§ **What is needed**
Records follow. Select each line holding "background".

§ **Rows**
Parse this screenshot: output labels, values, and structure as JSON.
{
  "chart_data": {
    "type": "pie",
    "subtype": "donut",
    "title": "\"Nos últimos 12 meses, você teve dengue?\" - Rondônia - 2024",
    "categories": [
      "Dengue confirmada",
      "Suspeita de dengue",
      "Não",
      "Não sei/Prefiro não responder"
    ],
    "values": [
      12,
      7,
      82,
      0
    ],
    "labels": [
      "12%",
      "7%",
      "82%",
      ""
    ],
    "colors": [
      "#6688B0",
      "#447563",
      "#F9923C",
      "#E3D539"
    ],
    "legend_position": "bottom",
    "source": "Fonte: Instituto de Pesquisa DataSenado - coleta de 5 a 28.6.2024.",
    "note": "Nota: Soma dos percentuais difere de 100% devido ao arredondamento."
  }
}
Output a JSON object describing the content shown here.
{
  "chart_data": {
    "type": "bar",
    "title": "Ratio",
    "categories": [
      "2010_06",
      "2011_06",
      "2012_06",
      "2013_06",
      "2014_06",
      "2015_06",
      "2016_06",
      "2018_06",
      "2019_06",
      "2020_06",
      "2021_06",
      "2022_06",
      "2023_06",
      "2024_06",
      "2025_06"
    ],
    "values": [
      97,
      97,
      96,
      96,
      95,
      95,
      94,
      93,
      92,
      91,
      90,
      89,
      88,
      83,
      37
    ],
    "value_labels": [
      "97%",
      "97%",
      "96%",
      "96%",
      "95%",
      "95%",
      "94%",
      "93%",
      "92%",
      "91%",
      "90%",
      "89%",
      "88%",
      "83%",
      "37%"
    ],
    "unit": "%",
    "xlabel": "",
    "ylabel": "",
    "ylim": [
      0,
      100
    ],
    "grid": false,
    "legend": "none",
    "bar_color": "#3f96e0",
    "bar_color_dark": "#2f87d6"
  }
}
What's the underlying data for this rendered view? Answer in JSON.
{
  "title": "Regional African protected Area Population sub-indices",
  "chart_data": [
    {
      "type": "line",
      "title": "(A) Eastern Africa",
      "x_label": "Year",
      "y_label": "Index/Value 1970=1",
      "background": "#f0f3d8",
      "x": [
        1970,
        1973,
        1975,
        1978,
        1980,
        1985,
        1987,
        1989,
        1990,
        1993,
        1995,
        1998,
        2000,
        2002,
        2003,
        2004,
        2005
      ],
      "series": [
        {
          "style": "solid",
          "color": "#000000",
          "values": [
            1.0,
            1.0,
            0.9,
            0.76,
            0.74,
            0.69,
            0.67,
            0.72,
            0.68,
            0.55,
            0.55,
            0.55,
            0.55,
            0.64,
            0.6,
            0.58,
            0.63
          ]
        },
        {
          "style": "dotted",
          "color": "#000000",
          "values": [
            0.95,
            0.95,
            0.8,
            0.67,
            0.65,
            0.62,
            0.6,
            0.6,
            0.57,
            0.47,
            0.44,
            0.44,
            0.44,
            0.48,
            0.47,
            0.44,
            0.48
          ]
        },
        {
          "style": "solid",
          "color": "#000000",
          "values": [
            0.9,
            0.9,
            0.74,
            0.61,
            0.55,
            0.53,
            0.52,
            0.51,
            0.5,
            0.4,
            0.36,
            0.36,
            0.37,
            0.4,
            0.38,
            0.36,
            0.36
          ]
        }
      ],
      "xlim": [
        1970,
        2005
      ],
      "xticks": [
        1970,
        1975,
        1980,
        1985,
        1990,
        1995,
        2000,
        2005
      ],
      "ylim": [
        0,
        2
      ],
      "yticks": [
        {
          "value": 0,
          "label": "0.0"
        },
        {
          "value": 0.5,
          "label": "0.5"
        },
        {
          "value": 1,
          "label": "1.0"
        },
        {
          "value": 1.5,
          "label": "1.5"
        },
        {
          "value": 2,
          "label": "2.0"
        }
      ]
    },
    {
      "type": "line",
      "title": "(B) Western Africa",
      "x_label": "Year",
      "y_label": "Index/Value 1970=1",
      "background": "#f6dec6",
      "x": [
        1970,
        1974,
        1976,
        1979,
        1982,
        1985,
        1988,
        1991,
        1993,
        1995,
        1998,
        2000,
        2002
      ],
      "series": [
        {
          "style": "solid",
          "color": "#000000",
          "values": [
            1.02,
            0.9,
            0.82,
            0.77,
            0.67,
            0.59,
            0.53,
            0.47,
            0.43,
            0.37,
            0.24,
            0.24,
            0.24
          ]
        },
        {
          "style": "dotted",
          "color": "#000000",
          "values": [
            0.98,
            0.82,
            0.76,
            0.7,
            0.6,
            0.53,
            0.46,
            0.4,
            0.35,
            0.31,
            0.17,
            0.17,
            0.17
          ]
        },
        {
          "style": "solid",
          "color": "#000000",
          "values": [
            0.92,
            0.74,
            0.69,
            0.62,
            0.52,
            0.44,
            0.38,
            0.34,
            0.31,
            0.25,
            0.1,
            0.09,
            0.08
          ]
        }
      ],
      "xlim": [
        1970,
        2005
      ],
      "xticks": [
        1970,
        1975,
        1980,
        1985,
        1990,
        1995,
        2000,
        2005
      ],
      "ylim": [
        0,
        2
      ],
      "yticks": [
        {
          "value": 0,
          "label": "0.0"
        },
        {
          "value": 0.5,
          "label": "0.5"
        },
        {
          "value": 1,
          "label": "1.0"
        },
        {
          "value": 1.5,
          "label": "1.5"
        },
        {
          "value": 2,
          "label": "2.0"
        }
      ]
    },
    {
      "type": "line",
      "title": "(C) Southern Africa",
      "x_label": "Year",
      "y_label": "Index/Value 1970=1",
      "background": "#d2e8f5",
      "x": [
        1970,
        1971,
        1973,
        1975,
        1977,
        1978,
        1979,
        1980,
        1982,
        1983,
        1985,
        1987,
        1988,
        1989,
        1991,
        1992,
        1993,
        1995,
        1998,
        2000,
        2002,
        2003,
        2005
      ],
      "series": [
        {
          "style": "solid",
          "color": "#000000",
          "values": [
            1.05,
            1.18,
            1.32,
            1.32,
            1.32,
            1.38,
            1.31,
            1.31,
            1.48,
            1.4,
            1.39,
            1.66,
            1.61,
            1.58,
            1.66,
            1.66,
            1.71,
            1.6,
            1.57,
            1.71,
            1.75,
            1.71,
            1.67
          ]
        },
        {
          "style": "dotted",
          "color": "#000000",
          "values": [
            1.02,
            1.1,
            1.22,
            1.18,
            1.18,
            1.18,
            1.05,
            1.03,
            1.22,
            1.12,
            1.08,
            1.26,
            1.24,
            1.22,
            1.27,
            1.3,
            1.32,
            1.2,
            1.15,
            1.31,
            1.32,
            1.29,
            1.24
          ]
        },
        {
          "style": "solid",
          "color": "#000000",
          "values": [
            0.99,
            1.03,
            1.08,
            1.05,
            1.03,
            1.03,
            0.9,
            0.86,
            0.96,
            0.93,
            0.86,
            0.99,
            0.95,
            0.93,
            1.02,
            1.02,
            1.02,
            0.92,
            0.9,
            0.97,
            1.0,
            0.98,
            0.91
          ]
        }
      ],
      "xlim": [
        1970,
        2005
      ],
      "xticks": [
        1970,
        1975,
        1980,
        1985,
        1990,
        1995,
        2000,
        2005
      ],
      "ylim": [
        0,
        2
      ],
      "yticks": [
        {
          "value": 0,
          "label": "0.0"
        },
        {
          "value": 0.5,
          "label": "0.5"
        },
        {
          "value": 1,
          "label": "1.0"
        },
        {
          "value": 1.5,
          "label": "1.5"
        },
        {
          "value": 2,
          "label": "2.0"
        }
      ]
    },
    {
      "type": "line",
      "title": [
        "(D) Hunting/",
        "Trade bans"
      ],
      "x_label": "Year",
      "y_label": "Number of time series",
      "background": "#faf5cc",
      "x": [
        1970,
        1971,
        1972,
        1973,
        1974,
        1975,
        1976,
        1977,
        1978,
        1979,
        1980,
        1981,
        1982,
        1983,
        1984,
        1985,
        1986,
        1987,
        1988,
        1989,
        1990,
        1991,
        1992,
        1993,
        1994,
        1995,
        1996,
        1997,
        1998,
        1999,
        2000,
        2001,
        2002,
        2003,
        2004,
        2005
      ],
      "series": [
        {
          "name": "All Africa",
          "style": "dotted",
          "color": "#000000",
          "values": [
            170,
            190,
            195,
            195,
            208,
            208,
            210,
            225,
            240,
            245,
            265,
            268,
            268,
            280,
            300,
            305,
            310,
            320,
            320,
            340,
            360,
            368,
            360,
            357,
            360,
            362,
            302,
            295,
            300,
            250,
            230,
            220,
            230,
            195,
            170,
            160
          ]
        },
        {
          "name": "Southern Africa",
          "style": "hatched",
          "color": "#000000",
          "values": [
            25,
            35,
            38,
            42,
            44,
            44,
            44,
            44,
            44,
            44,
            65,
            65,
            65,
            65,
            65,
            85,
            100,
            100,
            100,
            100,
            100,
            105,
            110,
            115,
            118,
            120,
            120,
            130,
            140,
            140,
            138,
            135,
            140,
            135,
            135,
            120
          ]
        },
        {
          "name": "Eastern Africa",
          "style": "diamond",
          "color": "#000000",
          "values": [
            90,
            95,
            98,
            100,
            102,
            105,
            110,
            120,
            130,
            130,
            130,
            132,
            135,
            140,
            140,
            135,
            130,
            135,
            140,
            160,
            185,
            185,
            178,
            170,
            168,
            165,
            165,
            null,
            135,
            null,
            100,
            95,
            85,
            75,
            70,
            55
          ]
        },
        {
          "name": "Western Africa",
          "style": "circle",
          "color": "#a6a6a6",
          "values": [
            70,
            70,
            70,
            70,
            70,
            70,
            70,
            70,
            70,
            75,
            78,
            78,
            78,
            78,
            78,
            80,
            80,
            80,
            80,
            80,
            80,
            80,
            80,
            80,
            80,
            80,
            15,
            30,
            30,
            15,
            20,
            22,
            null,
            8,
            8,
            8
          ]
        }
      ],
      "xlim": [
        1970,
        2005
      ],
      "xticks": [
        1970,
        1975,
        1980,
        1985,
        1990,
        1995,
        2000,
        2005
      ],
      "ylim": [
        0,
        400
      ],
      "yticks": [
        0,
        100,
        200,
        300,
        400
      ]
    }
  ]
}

§ **Task output**
      "background": "#f0f3d8",
      "background": "#f6dec6",
      "background": "#d2e8f5",
      "background": "#faf5cc",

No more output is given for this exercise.